# Start of DATASET

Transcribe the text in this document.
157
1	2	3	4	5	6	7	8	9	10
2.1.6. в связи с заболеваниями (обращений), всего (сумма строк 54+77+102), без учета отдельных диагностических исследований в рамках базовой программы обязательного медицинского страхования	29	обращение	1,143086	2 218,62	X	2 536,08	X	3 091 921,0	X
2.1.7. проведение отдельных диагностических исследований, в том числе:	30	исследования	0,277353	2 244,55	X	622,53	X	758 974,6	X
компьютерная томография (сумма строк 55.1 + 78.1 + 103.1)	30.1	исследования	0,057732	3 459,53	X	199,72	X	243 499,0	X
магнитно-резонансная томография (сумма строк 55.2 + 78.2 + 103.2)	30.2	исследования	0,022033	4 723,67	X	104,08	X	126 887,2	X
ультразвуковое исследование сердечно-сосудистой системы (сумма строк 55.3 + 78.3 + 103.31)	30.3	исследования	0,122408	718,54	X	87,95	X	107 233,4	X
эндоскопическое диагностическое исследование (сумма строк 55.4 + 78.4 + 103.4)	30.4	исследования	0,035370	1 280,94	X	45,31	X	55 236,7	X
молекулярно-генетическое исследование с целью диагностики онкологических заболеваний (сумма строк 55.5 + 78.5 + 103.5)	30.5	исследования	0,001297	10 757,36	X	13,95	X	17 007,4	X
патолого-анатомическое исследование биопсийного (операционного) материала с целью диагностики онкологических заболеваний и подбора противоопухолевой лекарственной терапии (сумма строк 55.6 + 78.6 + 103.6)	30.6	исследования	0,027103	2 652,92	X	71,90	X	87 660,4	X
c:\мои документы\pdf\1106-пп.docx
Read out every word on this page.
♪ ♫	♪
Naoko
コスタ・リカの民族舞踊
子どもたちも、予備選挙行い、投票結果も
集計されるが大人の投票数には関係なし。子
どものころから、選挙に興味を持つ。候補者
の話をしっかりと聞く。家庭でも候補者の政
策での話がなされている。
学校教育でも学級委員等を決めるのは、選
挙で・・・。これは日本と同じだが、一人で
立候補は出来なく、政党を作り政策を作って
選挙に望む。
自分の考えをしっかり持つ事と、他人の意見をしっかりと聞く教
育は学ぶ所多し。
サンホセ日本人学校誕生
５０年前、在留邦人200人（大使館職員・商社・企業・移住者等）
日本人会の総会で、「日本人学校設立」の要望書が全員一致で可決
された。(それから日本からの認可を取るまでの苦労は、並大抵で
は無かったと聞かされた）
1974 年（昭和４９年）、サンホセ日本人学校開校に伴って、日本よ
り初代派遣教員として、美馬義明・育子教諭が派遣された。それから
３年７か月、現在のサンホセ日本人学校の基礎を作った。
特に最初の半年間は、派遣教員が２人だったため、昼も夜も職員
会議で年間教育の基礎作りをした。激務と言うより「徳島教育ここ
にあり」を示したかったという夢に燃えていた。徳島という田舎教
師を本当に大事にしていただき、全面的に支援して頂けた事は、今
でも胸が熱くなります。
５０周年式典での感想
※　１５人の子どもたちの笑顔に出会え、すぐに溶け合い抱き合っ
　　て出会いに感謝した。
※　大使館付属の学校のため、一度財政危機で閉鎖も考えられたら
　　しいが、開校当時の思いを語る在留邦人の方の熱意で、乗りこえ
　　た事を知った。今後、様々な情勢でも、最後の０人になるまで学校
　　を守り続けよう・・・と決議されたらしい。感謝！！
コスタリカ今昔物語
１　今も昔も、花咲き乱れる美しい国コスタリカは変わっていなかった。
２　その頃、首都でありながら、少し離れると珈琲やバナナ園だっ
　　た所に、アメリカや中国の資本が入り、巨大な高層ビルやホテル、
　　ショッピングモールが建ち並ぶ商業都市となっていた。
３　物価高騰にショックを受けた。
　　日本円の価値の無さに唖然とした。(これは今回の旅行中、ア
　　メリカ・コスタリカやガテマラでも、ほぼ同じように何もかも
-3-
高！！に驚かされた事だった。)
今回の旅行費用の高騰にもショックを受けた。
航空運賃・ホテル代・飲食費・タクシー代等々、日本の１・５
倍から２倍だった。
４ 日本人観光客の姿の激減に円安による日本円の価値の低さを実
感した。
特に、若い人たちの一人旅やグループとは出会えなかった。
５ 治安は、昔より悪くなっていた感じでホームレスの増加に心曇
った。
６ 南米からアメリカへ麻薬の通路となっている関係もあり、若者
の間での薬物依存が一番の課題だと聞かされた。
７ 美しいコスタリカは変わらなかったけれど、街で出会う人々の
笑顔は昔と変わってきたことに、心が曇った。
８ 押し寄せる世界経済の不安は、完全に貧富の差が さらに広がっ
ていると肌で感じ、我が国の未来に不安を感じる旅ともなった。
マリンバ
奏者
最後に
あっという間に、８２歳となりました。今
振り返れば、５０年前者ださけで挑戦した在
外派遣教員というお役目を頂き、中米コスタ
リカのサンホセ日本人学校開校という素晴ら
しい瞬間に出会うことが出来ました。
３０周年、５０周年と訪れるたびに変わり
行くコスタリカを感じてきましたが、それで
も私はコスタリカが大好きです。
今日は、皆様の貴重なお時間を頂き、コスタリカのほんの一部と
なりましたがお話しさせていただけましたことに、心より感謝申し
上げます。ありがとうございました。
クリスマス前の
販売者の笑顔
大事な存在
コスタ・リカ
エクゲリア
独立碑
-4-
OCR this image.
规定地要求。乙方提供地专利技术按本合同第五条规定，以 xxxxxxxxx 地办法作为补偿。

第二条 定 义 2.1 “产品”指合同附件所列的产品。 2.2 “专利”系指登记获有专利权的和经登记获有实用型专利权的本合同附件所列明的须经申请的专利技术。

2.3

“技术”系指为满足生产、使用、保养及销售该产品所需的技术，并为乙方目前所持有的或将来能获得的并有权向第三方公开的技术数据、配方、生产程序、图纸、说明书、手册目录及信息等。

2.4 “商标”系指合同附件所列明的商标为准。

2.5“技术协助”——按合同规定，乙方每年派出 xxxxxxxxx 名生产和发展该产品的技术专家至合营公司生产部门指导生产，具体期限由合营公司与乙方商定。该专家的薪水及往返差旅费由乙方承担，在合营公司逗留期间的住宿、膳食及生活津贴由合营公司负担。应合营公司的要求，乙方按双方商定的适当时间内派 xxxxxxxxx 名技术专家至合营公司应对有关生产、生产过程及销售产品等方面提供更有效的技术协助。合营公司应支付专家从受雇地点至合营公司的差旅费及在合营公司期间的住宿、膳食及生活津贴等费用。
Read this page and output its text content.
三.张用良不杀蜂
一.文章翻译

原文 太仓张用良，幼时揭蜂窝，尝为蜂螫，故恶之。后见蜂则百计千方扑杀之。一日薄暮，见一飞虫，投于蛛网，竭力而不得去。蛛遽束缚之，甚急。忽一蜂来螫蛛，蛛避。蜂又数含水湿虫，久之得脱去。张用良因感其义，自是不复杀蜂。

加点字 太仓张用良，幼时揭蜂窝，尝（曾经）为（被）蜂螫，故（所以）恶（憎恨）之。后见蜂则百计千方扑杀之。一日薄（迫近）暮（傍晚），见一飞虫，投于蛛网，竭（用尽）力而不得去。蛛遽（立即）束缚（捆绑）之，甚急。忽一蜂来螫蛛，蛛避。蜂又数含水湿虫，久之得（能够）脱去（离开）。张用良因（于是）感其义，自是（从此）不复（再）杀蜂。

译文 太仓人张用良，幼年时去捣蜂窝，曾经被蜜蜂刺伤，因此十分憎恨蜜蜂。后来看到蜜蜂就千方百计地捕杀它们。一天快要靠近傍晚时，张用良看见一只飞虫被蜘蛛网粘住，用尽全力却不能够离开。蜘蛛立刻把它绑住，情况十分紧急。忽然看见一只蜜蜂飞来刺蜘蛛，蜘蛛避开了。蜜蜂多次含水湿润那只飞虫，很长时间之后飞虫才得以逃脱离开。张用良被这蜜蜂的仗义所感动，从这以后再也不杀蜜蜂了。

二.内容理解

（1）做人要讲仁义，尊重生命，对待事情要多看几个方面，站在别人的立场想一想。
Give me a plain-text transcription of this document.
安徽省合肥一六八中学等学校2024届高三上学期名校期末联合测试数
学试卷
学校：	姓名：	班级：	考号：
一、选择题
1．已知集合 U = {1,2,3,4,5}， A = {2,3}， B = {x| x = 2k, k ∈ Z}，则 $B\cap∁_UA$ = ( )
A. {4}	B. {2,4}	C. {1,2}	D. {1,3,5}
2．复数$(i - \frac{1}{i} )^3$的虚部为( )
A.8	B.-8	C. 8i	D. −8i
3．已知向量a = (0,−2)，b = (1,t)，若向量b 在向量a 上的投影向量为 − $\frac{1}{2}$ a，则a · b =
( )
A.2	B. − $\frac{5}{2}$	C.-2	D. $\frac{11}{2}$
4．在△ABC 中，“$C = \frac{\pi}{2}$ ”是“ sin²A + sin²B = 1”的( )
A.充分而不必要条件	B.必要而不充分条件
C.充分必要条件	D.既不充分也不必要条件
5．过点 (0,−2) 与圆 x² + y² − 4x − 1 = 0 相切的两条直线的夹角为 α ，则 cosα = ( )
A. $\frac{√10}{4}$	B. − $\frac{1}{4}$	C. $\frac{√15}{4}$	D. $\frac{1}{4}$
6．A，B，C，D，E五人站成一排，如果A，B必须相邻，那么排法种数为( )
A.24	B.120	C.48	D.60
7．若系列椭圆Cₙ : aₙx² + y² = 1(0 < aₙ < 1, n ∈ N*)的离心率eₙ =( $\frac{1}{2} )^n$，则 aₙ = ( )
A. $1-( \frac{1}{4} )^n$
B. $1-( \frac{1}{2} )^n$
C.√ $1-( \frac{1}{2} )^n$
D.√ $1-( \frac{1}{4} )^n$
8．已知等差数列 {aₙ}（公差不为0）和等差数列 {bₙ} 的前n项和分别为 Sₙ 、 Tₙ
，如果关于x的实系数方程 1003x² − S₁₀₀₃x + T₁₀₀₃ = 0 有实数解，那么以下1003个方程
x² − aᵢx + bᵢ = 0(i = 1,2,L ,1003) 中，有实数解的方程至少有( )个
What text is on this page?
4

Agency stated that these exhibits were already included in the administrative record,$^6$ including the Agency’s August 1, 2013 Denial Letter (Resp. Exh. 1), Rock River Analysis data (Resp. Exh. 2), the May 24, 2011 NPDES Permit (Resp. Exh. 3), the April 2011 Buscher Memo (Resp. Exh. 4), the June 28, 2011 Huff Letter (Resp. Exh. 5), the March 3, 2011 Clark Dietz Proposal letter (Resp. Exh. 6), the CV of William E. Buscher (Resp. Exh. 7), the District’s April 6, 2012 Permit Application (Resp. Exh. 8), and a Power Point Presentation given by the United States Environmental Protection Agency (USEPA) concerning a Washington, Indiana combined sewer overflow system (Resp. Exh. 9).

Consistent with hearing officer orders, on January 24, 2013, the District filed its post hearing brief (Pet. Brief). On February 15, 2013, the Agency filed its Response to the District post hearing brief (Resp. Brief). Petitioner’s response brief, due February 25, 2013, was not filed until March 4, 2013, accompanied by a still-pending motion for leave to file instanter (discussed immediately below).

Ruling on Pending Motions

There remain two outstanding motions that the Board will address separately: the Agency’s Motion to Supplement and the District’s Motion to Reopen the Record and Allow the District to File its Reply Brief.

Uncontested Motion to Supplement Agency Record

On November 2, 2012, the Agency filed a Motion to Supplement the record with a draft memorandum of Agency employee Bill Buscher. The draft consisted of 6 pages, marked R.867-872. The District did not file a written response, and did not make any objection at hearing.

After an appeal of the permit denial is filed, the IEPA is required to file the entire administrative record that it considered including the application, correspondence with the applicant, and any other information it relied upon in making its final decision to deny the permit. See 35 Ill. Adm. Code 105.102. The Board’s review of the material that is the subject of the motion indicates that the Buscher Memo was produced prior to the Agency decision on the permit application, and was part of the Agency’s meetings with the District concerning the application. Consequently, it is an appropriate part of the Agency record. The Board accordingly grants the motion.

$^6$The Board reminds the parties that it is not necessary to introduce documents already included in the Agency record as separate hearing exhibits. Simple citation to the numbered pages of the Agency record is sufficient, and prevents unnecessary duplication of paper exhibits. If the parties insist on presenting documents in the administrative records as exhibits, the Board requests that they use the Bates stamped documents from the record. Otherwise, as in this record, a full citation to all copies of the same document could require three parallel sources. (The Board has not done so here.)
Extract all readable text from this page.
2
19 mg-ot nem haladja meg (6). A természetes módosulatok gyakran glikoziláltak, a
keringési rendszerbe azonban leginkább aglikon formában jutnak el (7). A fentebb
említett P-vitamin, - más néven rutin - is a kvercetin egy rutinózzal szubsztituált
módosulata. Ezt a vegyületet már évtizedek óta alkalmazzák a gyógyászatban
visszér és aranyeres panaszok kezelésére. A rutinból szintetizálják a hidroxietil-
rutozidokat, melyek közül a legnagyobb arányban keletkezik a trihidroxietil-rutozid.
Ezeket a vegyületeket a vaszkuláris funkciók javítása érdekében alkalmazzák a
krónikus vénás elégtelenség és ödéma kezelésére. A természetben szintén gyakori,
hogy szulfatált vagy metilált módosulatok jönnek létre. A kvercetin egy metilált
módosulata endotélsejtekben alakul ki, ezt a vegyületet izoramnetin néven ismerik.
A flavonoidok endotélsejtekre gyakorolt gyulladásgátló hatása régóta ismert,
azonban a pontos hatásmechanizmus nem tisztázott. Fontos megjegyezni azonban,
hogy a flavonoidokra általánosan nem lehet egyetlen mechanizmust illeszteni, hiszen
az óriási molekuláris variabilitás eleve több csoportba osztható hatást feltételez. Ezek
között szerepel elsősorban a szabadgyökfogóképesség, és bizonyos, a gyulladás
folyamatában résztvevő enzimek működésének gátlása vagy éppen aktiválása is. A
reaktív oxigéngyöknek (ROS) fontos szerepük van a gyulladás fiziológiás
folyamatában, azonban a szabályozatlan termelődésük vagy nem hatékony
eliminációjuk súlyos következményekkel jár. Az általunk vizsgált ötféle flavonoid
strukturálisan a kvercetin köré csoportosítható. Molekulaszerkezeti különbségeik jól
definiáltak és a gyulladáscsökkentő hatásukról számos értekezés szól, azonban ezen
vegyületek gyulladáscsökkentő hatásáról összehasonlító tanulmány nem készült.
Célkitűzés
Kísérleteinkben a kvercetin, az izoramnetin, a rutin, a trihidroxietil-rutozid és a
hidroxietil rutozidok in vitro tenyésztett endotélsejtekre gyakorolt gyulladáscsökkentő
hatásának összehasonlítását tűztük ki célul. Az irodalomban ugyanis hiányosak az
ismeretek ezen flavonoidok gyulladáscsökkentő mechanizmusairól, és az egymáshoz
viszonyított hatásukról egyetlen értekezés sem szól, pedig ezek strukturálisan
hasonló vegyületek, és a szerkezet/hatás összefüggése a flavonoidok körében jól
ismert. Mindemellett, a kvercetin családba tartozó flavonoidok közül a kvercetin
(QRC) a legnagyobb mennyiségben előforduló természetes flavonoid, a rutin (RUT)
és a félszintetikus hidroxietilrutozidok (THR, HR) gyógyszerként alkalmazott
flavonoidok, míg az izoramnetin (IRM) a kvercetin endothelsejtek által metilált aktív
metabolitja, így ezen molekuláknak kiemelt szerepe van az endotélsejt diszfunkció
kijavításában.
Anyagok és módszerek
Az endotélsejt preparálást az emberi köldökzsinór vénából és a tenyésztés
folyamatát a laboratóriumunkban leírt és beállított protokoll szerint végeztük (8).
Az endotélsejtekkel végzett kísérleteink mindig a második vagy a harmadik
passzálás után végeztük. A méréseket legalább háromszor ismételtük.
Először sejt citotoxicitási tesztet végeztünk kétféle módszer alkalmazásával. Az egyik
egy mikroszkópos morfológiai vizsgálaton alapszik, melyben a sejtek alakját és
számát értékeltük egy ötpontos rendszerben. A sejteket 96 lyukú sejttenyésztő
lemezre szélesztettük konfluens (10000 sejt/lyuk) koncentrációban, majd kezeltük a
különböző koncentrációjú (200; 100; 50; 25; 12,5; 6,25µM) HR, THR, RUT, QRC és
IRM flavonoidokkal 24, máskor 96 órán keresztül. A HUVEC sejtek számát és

# End of DATASET

Go through the material above and count the lines that contain "见一飞虫"; give that number alone.

2